[A block of data]

☆ ☆ ☆ ☆

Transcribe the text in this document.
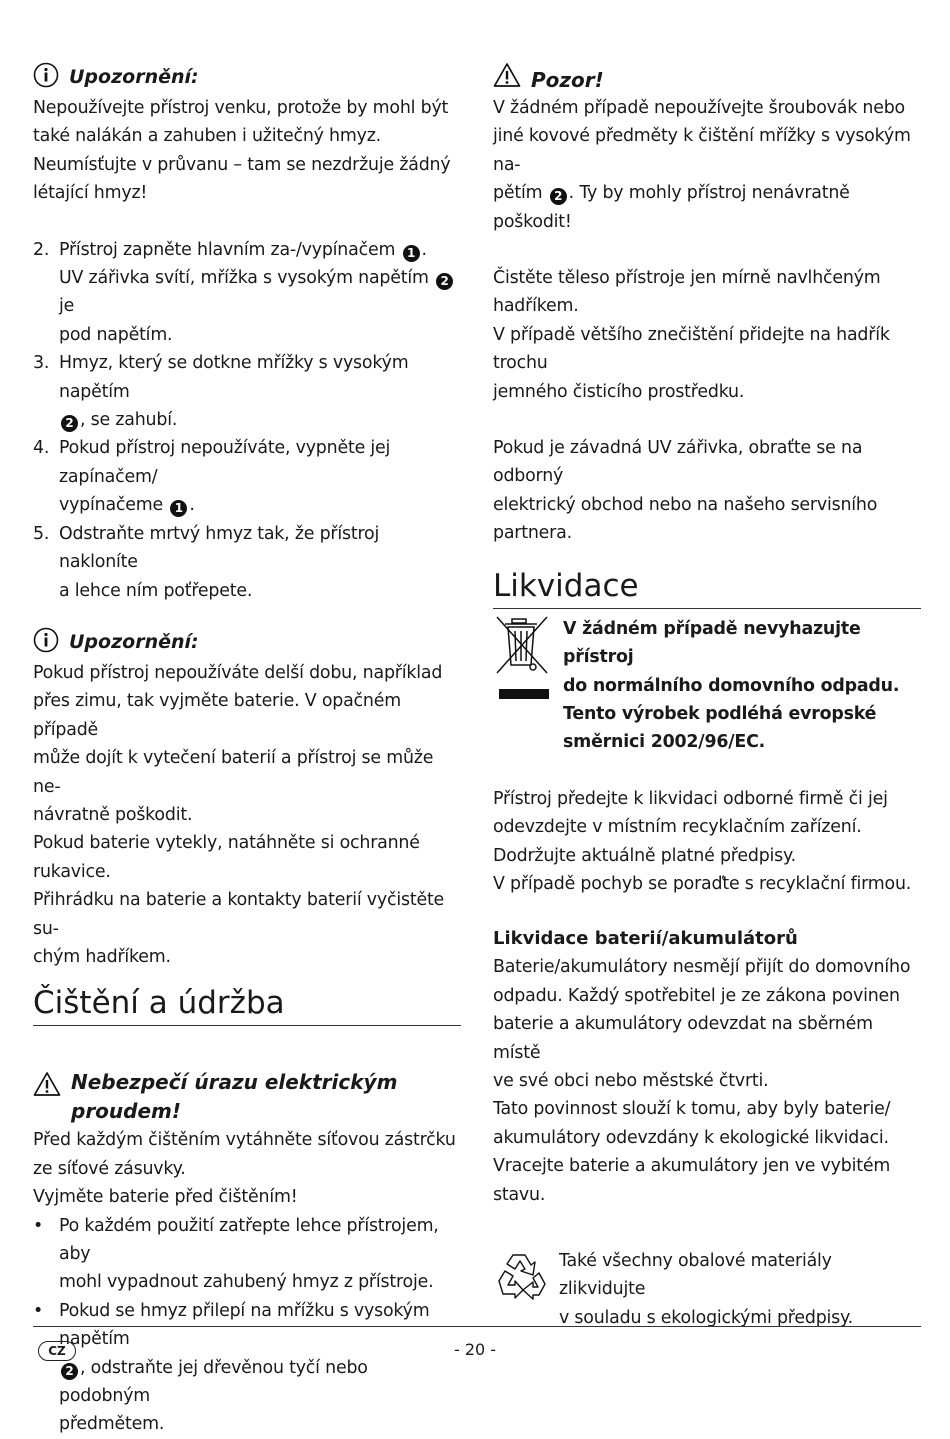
Upozornění:

Nepoužívejte přístroj venku, protože by mohl být
také nalákán a zahuben i užitečný hmyz.
Neumísťujte v průvanu – tam se nezdržuje žádný
létající hmyz!

2. Přístroj zapněte hlavním za-/vypínačem 1 .
UV zářivka svítí, mřížka s vysokým napětím 2 je
pod napětím.
3. Hmyz, který se dotkne mřížky s vysokým napětím
2 , se zahubí.
4. Pokud přístroj nepoužíváte, vypněte jej zapínačem/
vypínačeme 1 .
5. Odstraňte mrtvý hmyz tak, že přístroj nakloníte
a lehce ním poťřepete.
Upozornění:

Pokud přístroj nepoužíváte delší dobu, například
přes zimu, tak vyjměte baterie. V opačném případě
může dojít k vytečení baterií a přístroj se může ne-
návratně poškodit.
Pokud baterie vytekly, natáhněte si ochranné rukavice.
Přihrádku na baterie a kontakty baterií vyčistěte su-
chým hadříkem.

Čištění a údržba
Nebezpečí úrazu elektrickým
proudem!

Před každým čištěním vytáhněte síťovou zástrčku
ze síťové zásuvky.
Vyjměte baterie před čištěním!

• Po každém použití zatřepte lehce přístrojem, aby
mohl vypadnout zahubený hmyz z přístroje.
• Pokud se hmyz přilepí na mřížku s vysokým napětím
2 , odstraňte jej dřevěnou tyčí nebo podobným
předmětem.
Pozor!

V žádném případě nepoužívejte šroubovák nebo
jiné kovové předměty k čištění mřížky s vysokým na-
pětím 2 . Ty by mohly přístroj nenávratně poškodit!

Čistěte těleso přístroje jen mírně navlhčeným hadříkem.
V případě většího znečištění přidejte na hadřík trochu
jemného čisticího prostředku.

Pokud je závadná UV zářivka, obraťte se na odborný
elektrický obchod nebo na našeho servisního partnera.

Likvidace

V žádném případě nevyhazujte přístroj
do normálního domovního odpadu.
Tento výrobek podléhá evropské
směrnici 2002/96/EC.

Přístroj předejte k likvidaci odborné firmě či jej
odevzdejte v místním recyklačním zařízení.
Dodržujte aktuálně platné předpisy.
V případě pochyb se poraďte s recyklační firmou.

Likvidace baterií/akumulátorů

Baterie/akumulátory nesmějí přijít do domovního
odpadu. Každý spotřebitel je ze zákona povinen
baterie a akumulátory odevzdat na sběrném místě
ve své obci nebo městské čtvrti.
Tato povinnost slouží k tomu, aby byly baterie/
akumulátory odevzdány k ekologické likvidaci.
Vracejte baterie a akumulátory jen ve vybitém stavu.

Také všechny obalové materiály zlikvidujte
v souladu s ekologickými předpisy.

CZ	- 20 -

☆ ☆ ☆ ☆

● **Required task**
Each entry above is to be written out again unchanged, apart from the pictures, which are left out.

● **Solution below**
Transcribe the text in this document.
Upozornění:

Nepoužívejte přístroj venku, protože by mohl být
také nalákán a zahuben i užitečný hmyz.
Neumísťujte v průvanu – tam se nezdržuje žádný
létající hmyz!

2. Přístroj zapněte hlavním za-/vypínačem 1 .
UV zářivka svítí, mřížka s vysokým napětím 2 je
pod napětím.
3. Hmyz, který se dotkne mřížky s vysokým napětím
2 , se zahubí.
4. Pokud přístroj nepoužíváte, vypněte jej zapínačem/
vypínačeme 1 .
5. Odstraňte mrtvý hmyz tak, že přístroj nakloníte
a lehce ním poťřepete.
Upozornění:

Pokud přístroj nepoužíváte delší dobu, například
přes zimu, tak vyjměte baterie. V opačném případě
může dojít k vytečení baterií a přístroj se může ne-
návratně poškodit.
Pokud baterie vytekly, natáhněte si ochranné rukavice.
Přihrádku na baterie a kontakty baterií vyčistěte su-
chým hadříkem.

Čištění a údržba
Nebezpečí úrazu elektrickým
proudem!

Před každým čištěním vytáhněte síťovou zástrčku
ze síťové zásuvky.
Vyjměte baterie před čištěním!

• Po každém použití zatřepte lehce přístrojem, aby
mohl vypadnout zahubený hmyz z přístroje.
• Pokud se hmyz přilepí na mřížku s vysokým napětím
2 , odstraňte jej dřevěnou tyčí nebo podobným
předmětem.
Pozor!

V žádném případě nepoužívejte šroubovák nebo
jiné kovové předměty k čištění mřížky s vysokým na-
pětím 2 . Ty by mohly přístroj nenávratně poškodit!

Čistěte těleso přístroje jen mírně navlhčeným hadříkem.
V případě většího znečištění přidejte na hadřík trochu
jemného čisticího prostředku.

Pokud je závadná UV zářivka, obraťte se na odborný
elektrický obchod nebo na našeho servisního partnera.

Likvidace

V žádném případě nevyhazujte přístroj
do normálního domovního odpadu.
Tento výrobek podléhá evropské
směrnici 2002/96/EC.

Přístroj předejte k likvidaci odborné firmě či jej
odevzdejte v místním recyklačním zařízení.
Dodržujte aktuálně platné předpisy.
V případě pochyb se poraďte s recyklační firmou.

Likvidace baterií/akumulátorů

Baterie/akumulátory nesmějí přijít do domovního
odpadu. Každý spotřebitel je ze zákona povinen
baterie a akumulátory odevzdat na sběrném místě
ve své obci nebo městské čtvrti.
Tato povinnost slouží k tomu, aby byly baterie/
akumulátory odevzdány k ekologické likvidaci.
Vracejte baterie a akumulátory jen ve vybitém stavu.

Také všechny obalové materiály zlikvidujte
v souladu s ekologickými předpisy.

CZ	- 20 -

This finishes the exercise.